▶ **YOUR INSTRUCTIONS**:
Return the number of lines holding "approve", with nothing added.

▶ **MATERIAL PROVIDED**:
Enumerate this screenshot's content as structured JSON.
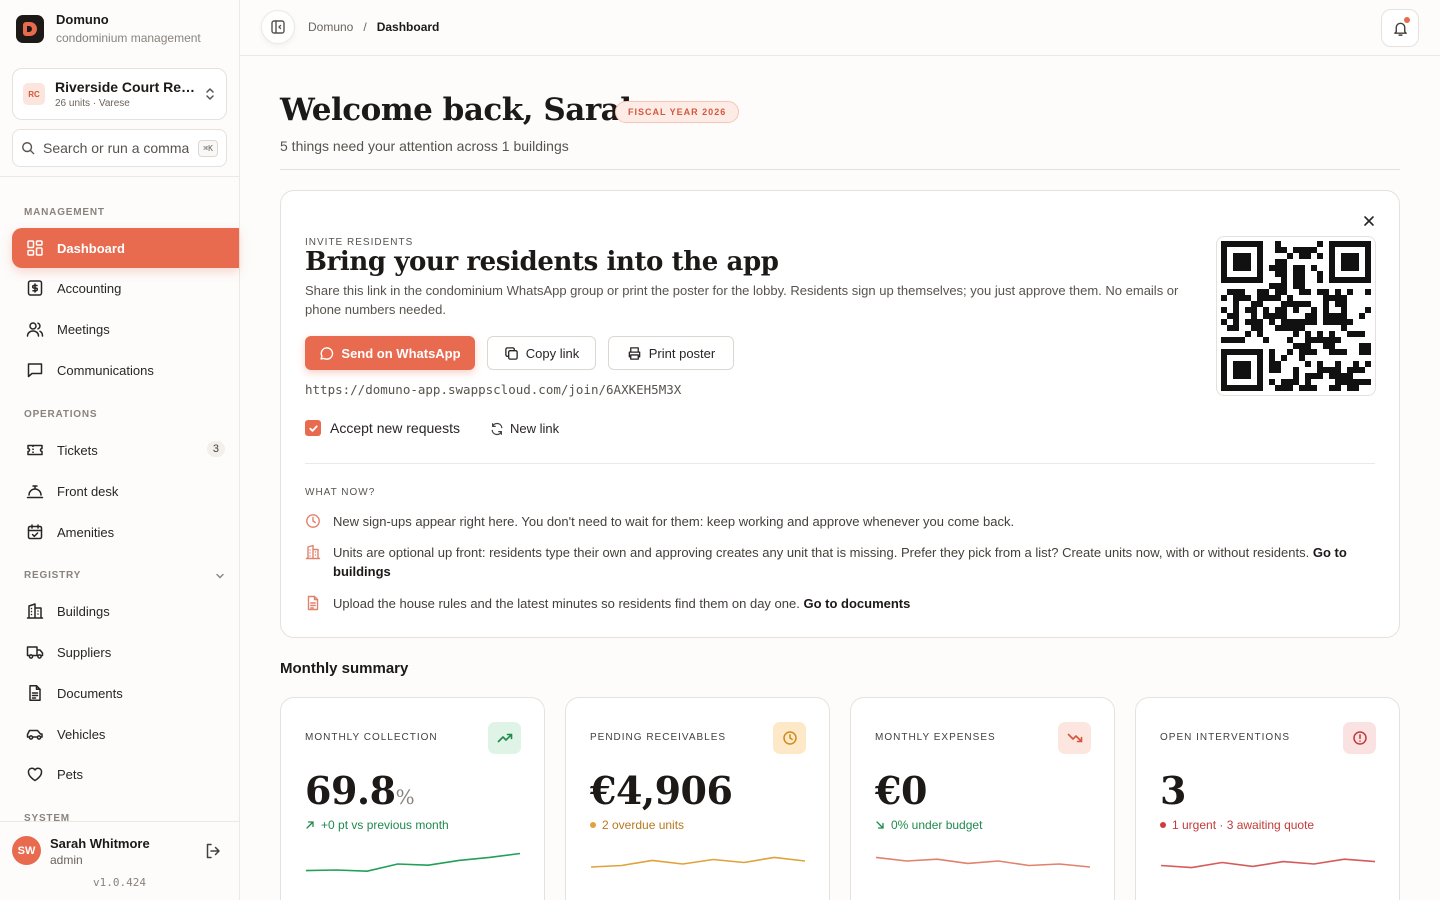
{
  "brand": {
    "name": "Domuno",
    "subtitle": "condominium management"
  },
  "building": {
    "initials": "RC",
    "name": "Riverside Court Residences",
    "meta": "26 units · Varese"
  },
  "search": {
    "placeholder": "Search or run a command",
    "shortcut": "⌘K"
  },
  "sidebar": {
    "sections": {
      "management": "MANAGEMENT",
      "operations": "OPERATIONS",
      "registry": "REGISTRY",
      "system": "SYSTEM"
    },
    "items": [
      {
        "label": "Dashboard",
        "icon": "dashboard-icon",
        "active": true
      },
      {
        "label": "Accounting",
        "icon": "dollar-icon"
      },
      {
        "label": "Meetings",
        "icon": "users-icon"
      },
      {
        "label": "Communications",
        "icon": "message-icon"
      },
      {
        "label": "Tickets",
        "icon": "ticket-icon",
        "count": "3"
      },
      {
        "label": "Front desk",
        "icon": "bell-desk-icon"
      },
      {
        "label": "Amenities",
        "icon": "calendar-icon"
      },
      {
        "label": "Buildings",
        "icon": "building-icon"
      },
      {
        "label": "Suppliers",
        "icon": "truck-icon"
      },
      {
        "label": "Documents",
        "icon": "document-icon"
      },
      {
        "label": "Vehicles",
        "icon": "car-icon"
      },
      {
        "label": "Pets",
        "icon": "heart-icon"
      }
    ]
  },
  "user": {
    "initials": "SW",
    "name": "Sarah Whitmore",
    "role": "admin",
    "version": "v1.0.424"
  },
  "breadcrumb": {
    "root": "Domuno",
    "separator": "/",
    "current": "Dashboard"
  },
  "header": {
    "welcome": "Welcome back, Sarah.",
    "fiscal_badge": "FISCAL YEAR 2026",
    "attention": "5 things need your attention across 1 buildings"
  },
  "invite": {
    "kicker": "INVITE RESIDENTS",
    "title": "Bring your residents into the app",
    "description": "Share this link in the condominium WhatsApp group or print the poster for the lobby. Residents sign up themselves; you just approve them. No emails or phone numbers needed.",
    "whatsapp_label": "Send on WhatsApp",
    "copy_label": "Copy link",
    "print_label": "Print poster",
    "url": "https://domuno-app.swappscloud.com/join/6AXKEH5M3X",
    "accept_label": "Accept new requests",
    "accept_checked": true,
    "new_link_label": "New link",
    "what_now_kicker": "WHAT NOW?",
    "tips": [
      {
        "text": "New sign-ups appear right here. You don't need to wait for them: keep working and approve whenever you come back.",
        "link": ""
      },
      {
        "text": "Units are optional up front: residents type their own and approving creates any unit that is missing. Prefer they pick from a list? Create units now, with or without residents. ",
        "link": "Go to buildings"
      },
      {
        "text": "Upload the house rules and the latest minutes so residents find them on day one. ",
        "link": "Go to documents"
      }
    ]
  },
  "summary": {
    "title": "Monthly summary",
    "cards": [
      {
        "label": "MONTHLY COLLECTION",
        "value": "69.8",
        "unit": "%",
        "sub": "+0 pt vs previous month",
        "sub_color": "#1f8a4c",
        "accent": "#22a05a",
        "icon_bg": "#dff3e6",
        "icon": "trend-up-icon",
        "spark": [
          0.28,
          0.3,
          0.26,
          0.5,
          0.46,
          0.62,
          0.72,
          0.85
        ]
      },
      {
        "label": "PENDING RECEIVABLES",
        "value": "€4,906",
        "unit": "",
        "sub": "2 overdue units",
        "sub_color": "#b7791f",
        "accent": "#e0a23a",
        "icon_bg": "#fde9c8",
        "icon": "clock-icon",
        "spark": [
          0.4,
          0.45,
          0.62,
          0.5,
          0.65,
          0.55,
          0.72,
          0.6
        ]
      },
      {
        "label": "MONTHLY EXPENSES",
        "value": "€0",
        "unit": "",
        "sub": "0% under budget",
        "sub_color": "#1f8a4c",
        "accent": "#e0826c",
        "icon_bg": "#fce6df",
        "icon": "trend-down-icon",
        "spark": [
          0.72,
          0.6,
          0.66,
          0.52,
          0.6,
          0.45,
          0.5,
          0.4
        ]
      },
      {
        "label": "OPEN INTERVENTIONS",
        "value": "3",
        "unit": "",
        "sub": "1 urgent · 3 awaiting quote",
        "sub_color": "#c23b3b",
        "accent": "#d65a5a",
        "icon_bg": "#fbe2e2",
        "icon": "alert-icon",
        "spark": [
          0.45,
          0.38,
          0.55,
          0.42,
          0.58,
          0.5,
          0.66,
          0.58
        ]
      }
    ]
  }
}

▶ **TASK RESULT**:
2